→ **Task description**
Make an exact copy of all the records.

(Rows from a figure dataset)
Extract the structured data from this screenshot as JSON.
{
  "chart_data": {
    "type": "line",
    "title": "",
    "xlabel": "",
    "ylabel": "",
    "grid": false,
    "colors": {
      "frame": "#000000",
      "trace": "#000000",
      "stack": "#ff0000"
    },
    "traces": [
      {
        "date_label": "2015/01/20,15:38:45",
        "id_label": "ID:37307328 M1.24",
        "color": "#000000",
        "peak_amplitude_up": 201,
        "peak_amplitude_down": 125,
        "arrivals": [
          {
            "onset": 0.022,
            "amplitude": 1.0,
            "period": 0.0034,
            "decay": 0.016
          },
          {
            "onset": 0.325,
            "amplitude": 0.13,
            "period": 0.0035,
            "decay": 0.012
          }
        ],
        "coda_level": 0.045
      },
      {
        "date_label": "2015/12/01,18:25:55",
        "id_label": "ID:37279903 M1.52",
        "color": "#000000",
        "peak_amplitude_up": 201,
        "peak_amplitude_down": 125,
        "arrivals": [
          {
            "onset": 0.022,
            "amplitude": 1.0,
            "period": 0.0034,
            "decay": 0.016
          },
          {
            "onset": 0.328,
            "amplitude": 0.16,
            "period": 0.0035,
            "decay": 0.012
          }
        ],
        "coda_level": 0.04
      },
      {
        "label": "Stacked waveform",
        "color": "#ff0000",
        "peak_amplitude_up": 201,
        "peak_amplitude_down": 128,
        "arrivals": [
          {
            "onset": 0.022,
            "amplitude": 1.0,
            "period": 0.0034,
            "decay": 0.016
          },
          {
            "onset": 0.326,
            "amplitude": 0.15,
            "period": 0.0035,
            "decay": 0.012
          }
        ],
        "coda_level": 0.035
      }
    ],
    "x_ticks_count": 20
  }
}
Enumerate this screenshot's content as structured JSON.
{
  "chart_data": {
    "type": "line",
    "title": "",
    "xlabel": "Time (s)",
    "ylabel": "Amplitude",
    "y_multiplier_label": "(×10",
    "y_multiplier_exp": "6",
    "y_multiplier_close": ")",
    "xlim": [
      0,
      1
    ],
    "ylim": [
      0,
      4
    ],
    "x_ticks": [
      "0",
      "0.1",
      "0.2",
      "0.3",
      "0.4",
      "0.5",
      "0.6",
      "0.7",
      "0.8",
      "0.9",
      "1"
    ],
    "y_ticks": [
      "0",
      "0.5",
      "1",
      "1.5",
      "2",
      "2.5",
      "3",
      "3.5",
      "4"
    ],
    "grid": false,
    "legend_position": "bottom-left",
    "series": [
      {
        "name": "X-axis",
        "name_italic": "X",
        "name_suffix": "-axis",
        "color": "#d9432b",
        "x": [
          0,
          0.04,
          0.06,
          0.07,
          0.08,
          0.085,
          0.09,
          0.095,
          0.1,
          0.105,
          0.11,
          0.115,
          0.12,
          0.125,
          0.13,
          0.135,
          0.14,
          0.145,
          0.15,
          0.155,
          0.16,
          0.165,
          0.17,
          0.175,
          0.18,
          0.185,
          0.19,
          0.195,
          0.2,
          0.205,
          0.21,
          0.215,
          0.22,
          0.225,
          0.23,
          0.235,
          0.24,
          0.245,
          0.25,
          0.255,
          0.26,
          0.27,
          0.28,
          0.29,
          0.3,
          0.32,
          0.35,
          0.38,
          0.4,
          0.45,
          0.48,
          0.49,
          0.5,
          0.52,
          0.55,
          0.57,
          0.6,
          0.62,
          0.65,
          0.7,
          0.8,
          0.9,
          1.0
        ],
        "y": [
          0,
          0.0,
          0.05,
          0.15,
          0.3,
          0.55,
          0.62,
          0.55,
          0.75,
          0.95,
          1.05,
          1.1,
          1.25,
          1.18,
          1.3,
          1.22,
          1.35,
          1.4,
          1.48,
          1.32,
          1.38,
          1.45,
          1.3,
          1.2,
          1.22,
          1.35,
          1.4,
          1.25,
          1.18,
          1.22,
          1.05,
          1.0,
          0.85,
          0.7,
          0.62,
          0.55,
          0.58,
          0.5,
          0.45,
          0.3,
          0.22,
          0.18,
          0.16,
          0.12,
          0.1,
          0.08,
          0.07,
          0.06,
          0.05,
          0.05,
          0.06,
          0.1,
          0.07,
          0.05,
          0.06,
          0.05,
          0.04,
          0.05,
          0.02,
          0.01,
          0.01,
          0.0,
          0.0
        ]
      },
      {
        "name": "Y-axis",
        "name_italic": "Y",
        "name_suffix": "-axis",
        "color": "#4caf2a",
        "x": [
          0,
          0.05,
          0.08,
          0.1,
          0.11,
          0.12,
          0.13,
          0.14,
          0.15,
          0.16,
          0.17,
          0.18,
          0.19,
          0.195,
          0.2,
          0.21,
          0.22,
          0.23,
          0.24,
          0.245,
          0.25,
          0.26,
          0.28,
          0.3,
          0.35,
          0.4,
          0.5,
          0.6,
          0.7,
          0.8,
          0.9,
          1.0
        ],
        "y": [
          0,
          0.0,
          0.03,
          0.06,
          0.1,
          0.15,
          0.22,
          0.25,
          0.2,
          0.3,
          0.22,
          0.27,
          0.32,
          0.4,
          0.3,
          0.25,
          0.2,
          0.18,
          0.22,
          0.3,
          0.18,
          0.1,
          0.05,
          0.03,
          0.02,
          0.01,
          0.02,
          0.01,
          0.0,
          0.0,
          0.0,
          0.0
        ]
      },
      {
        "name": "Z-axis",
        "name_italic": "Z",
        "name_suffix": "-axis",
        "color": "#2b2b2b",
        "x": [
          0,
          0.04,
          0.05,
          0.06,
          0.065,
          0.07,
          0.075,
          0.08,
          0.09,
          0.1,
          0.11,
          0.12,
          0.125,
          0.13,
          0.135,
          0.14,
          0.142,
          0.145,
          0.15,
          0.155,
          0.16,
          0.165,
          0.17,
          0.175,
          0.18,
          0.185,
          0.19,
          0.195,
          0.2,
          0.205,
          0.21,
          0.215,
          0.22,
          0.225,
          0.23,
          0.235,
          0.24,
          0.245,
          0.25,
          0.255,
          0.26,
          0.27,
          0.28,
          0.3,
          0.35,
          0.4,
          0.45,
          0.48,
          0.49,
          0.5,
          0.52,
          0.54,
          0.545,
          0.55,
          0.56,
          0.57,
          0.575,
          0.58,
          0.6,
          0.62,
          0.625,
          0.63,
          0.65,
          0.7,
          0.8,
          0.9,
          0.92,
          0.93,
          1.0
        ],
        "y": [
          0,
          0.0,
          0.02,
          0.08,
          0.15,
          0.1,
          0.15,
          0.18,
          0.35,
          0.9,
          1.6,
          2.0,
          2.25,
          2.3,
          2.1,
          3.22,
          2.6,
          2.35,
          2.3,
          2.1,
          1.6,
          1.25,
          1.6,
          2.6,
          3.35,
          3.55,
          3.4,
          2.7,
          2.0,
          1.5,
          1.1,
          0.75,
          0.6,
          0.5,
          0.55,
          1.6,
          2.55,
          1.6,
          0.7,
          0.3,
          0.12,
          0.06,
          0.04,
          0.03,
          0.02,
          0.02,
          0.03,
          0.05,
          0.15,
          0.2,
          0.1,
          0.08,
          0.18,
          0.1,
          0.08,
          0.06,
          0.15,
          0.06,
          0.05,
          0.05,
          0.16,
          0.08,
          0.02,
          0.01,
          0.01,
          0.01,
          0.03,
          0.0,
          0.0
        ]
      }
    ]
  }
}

→ **Written solution**
Extract the structured data from this screenshot as JSON.
{
  "chart_data": {
    "type": "line",
    "title": "",
    "xlabel": "",
    "ylabel": "",
    "grid": false,
    "colors": {
      "frame": "#000000",
      "trace": "#000000",
      "stack": "#ff0000"
    },
    "traces": [
      {
        "date_label": "2015/01/20,15:38:45",
        "id_label": "ID:37307328 M1.24",
        "color": "#000000",
        "peak_amplitude_up": 201,
        "peak_amplitude_down": 125,
        "arrivals": [
          {
            "onset": 0.022,
            "amplitude": 1.0,
            "period": 0.0034,
            "decay": 0.016
          },
          {
            "onset": 0.325,
            "amplitude": 0.13,
            "period": 0.0035,
            "decay": 0.012
          }
        ],
        "coda_level": 0.045
      },
      {
        "date_label": "2015/12/01,18:25:55",
        "id_label": "ID:37279903 M1.52",
        "color": "#000000",
        "peak_amplitude_up": 201,
        "peak_amplitude_down": 125,
        "arrivals": [
          {
            "onset": 0.022,
            "amplitude": 1.0,
            "period": 0.0034,
            "decay": 0.016
          },
          {
            "onset": 0.328,
            "amplitude": 0.16,
            "period": 0.0035,
            "decay": 0.012
          }
        ],
        "coda_level": 0.04
      },
      {
        "label": "Stacked waveform",
        "color": "#ff0000",
        "peak_amplitude_up": 201,
        "peak_amplitude_down": 128,
        "arrivals": [
          {
            "onset": 0.022,
            "amplitude": 1.0,
            "period": 0.0034,
            "decay": 0.016
          },
          {
            "onset": 0.326,
            "amplitude": 0.15,
            "period": 0.0035,
            "decay": 0.012
          }
        ],
        "coda_level": 0.035
      }
    ],
    "x_ticks_count": 20
  }
}
Enumerate this screenshot's content as structured JSON.
{
  "chart_data": {
    "type": "line",
    "title": "",
    "xlabel": "Time (s)",
    "ylabel": "Amplitude",
    "y_multiplier_label": "(×10",
    "y_multiplier_exp": "6",
    "y_multiplier_close": ")",
    "xlim": [
      0,
      1
    ],
    "ylim": [
      0,
      4
    ],
    "x_ticks": [
      "0",
      "0.1",
      "0.2",
      "0.3",
      "0.4",
      "0.5",
      "0.6",
      "0.7",
      "0.8",
      "0.9",
      "1"
    ],
    "y_ticks": [
      "0",
      "0.5",
      "1",
      "1.5",
      "2",
      "2.5",
      "3",
      "3.5",
      "4"
    ],
    "grid": false,
    "legend_position": "bottom-left",
    "series": [
      {
        "name": "X-axis",
        "name_italic": "X",
        "name_suffix": "-axis",
        "color": "#d9432b",
        "x": [
          0,
          0.04,
          0.06,
          0.07,
          0.08,
          0.085,
          0.09,
          0.095,
          0.1,
          0.105,
          0.11,
          0.115,
          0.12,
          0.125,
          0.13,
          0.135,
          0.14,
          0.145,
          0.15,
          0.155,
          0.16,
          0.165,
          0.17,
          0.175,
          0.18,
          0.185,
          0.19,
          0.195,
          0.2,
          0.205,
          0.21,
          0.215,
          0.22,
          0.225,
          0.23,
          0.235,
          0.24,
          0.245,
          0.25,
          0.255,
          0.26,
          0.27,
          0.28,
          0.29,
          0.3,
          0.32,
          0.35,
          0.38,
          0.4,
          0.45,
          0.48,
          0.49,
          0.5,
          0.52,
          0.55,
          0.57,
          0.6,
          0.62,
          0.65,
          0.7,
          0.8,
          0.9,
          1.0
        ],
        "y": [
          0,
          0.0,
          0.05,
          0.15,
          0.3,
          0.55,
          0.62,
          0.55,
          0.75,
          0.95,
          1.05,
          1.1,
          1.25,
          1.18,
          1.3,
          1.22,
          1.35,
          1.4,
          1.48,
          1.32,
          1.38,
          1.45,
          1.3,
          1.2,
          1.22,
          1.35,
          1.4,
          1.25,
          1.18,
          1.22,
          1.05,
          1.0,
          0.85,
          0.7,
          0.62,
          0.55,
          0.58,
          0.5,
          0.45,
          0.3,
          0.22,
          0.18,
          0.16,
          0.12,
          0.1,
          0.08,
          0.07,
          0.06,
          0.05,
          0.05,
          0.06,
          0.1,
          0.07,
          0.05,
          0.06,
          0.05,
          0.04,
          0.05,
          0.02,
          0.01,
          0.01,
          0.0,
          0.0
        ]
      },
      {
        "name": "Y-axis",
        "name_italic": "Y",
        "name_suffix": "-axis",
        "color": "#4caf2a",
        "x": [
          0,
          0.05,
          0.08,
          0.1,
          0.11,
          0.12,
          0.13,
          0.14,
          0.15,
          0.16,
          0.17,
          0.18,
          0.19,
          0.195,
          0.2,
          0.21,
          0.22,
          0.23,
          0.24,
          0.245,
          0.25,
          0.26,
          0.28,
          0.3,
          0.35,
          0.4,
          0.5,
          0.6,
          0.7,
          0.8,
          0.9,
          1.0
        ],
        "y": [
          0,
          0.0,
          0.03,
          0.06,
          0.1,
          0.15,
          0.22,
          0.25,
          0.2,
          0.3,
          0.22,
          0.27,
          0.32,
          0.4,
          0.3,
          0.25,
          0.2,
          0.18,
          0.22,
          0.3,
          0.18,
          0.1,
          0.05,
          0.03,
          0.02,
          0.01,
          0.02,
          0.01,
          0.0,
          0.0,
          0.0,
          0.0
        ]
      },
      {
        "name": "Z-axis",
        "name_italic": "Z",
        "name_suffix": "-axis",
        "color": "#2b2b2b",
        "x": [
          0,
          0.04,
          0.05,
          0.06,
          0.065,
          0.07,
          0.075,
          0.08,
          0.09,
          0.1,
          0.11,
          0.12,
          0.125,
          0.13,
          0.135,
          0.14,
          0.142,
          0.145,
          0.15,
          0.155,
          0.16,
          0.165,
          0.17,
          0.175,
          0.18,
          0.185,
          0.19,
          0.195,
          0.2,
          0.205,
          0.21,
          0.215,
          0.22,
          0.225,
          0.23,
          0.235,
          0.24,
          0.245,
          0.25,
          0.255,
          0.26,
          0.27,
          0.28,
          0.3,
          0.35,
          0.4,
          0.45,
          0.48,
          0.49,
          0.5,
          0.52,
          0.54,
          0.545,
          0.55,
          0.56,
          0.57,
          0.575,
          0.58,
          0.6,
          0.62,
          0.625,
          0.63,
          0.65,
          0.7,
          0.8,
          0.9,
          0.92,
          0.93,
          1.0
        ],
        "y": [
          0,
          0.0,
          0.02,
          0.08,
          0.15,
          0.1,
          0.15,
          0.18,
          0.35,
          0.9,
          1.6,
          2.0,
          2.25,
          2.3,
          2.1,
          3.22,
          2.6,
          2.35,
          2.3,
          2.1,
          1.6,
          1.25,
          1.6,
          2.6,
          3.35,
          3.55,
          3.4,
          2.7,
          2.0,
          1.5,
          1.1,
          0.75,
          0.6,
          0.5,
          0.55,
          1.6,
          2.55,
          1.6,
          0.7,
          0.3,
          0.12,
          0.06,
          0.04,
          0.03,
          0.02,
          0.02,
          0.03,
          0.05,
          0.15,
          0.2,
          0.1,
          0.08,
          0.18,
          0.1,
          0.08,
          0.06,
          0.15,
          0.06,
          0.05,
          0.05,
          0.16,
          0.08,
          0.02,
          0.01,
          0.01,
          0.01,
          0.03,
          0.0,
          0.0
        ]
      }
    ]
  }
}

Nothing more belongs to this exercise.